═══ Records to process ═══

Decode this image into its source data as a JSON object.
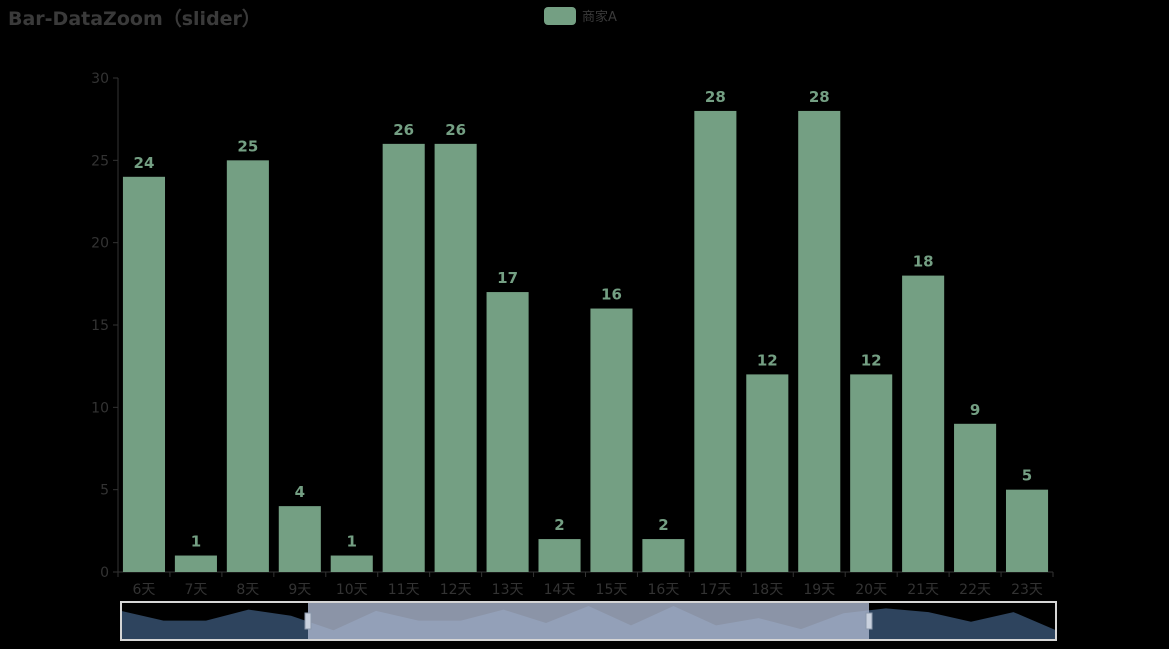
{
  "chart_data": {
    "type": "bar",
    "title": "Bar-DataZoom（slider）",
    "categories": [
      "6天",
      "7天",
      "8天",
      "9天",
      "10天",
      "11天",
      "12天",
      "13天",
      "14天",
      "15天",
      "16天",
      "17天",
      "18天",
      "19天",
      "20天",
      "21天",
      "22天",
      "23天"
    ],
    "series": [
      {
        "name": "商家A",
        "values": [
          24,
          1,
          25,
          4,
          1,
          26,
          26,
          17,
          2,
          16,
          2,
          28,
          12,
          28,
          12,
          18,
          9,
          5
        ]
      }
    ],
    "full_series_overview": [
      24,
      16,
      16,
      25,
      20,
      8,
      24,
      16,
      16,
      25,
      14,
      28,
      12,
      28,
      12,
      18,
      9,
      22,
      26,
      23,
      15,
      23,
      8
    ],
    "ylim": [
      0,
      30
    ],
    "yticks": [
      0,
      5,
      10,
      15,
      20,
      25,
      30
    ],
    "xlabel": "",
    "ylabel": "",
    "legend_position": "top-center",
    "datazoom": {
      "type": "slider",
      "start_percent": 20,
      "end_percent": 80
    },
    "colors": {
      "bar": "#749f83",
      "label": "#749f83",
      "axis": "#333333",
      "tick_text": "#333333",
      "slider_bg": "#1e3550",
      "slider_fill": "#2e445e",
      "slider_window": "#a9b5cc",
      "slider_border": "#d6d6d6"
    }
  }
}
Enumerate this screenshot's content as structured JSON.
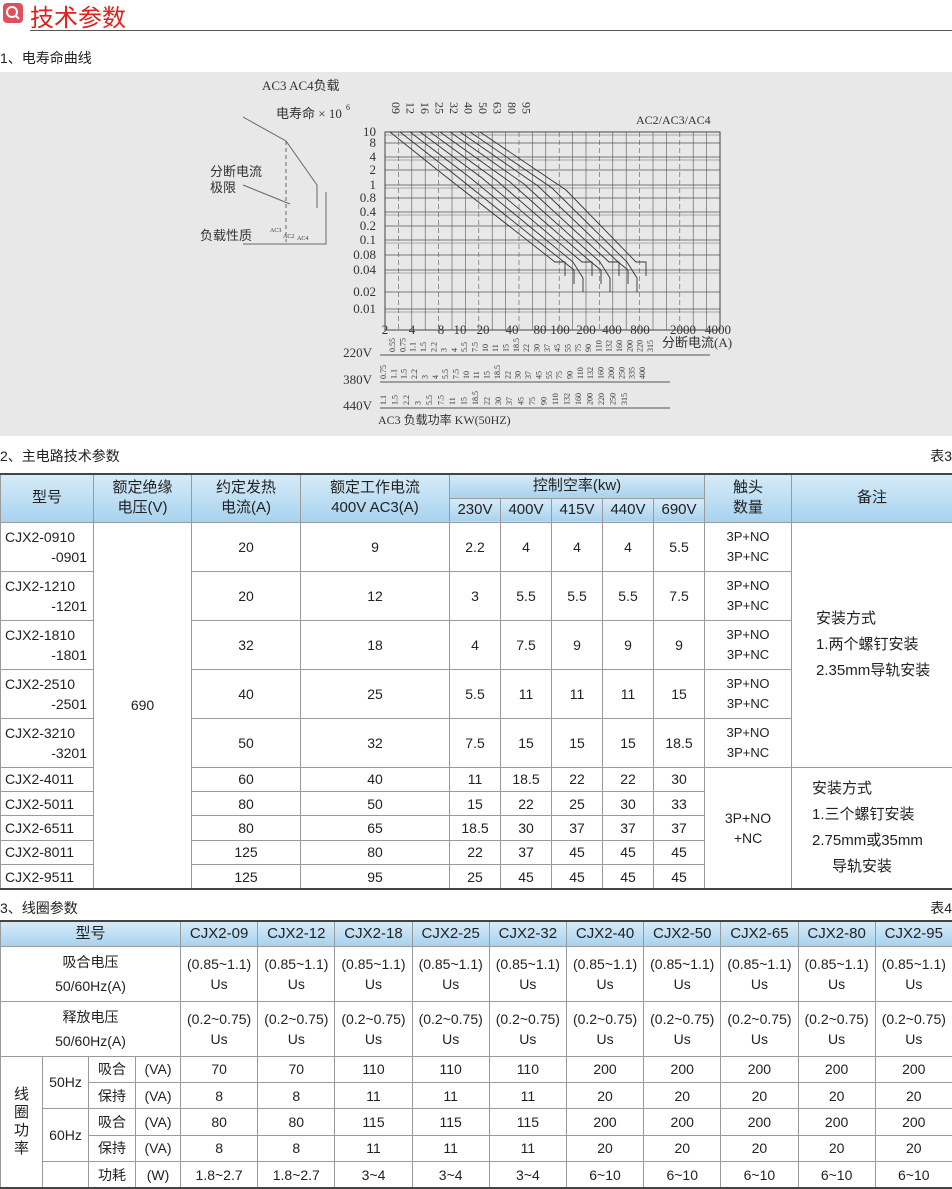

═══

Task to carry out:
Which lines hold the string "JSON"? Copy all of them from the data above.

Answer in full:
Decode this image into its source data as a JSON object.
Enumerate this screenshot's content as structured JSON.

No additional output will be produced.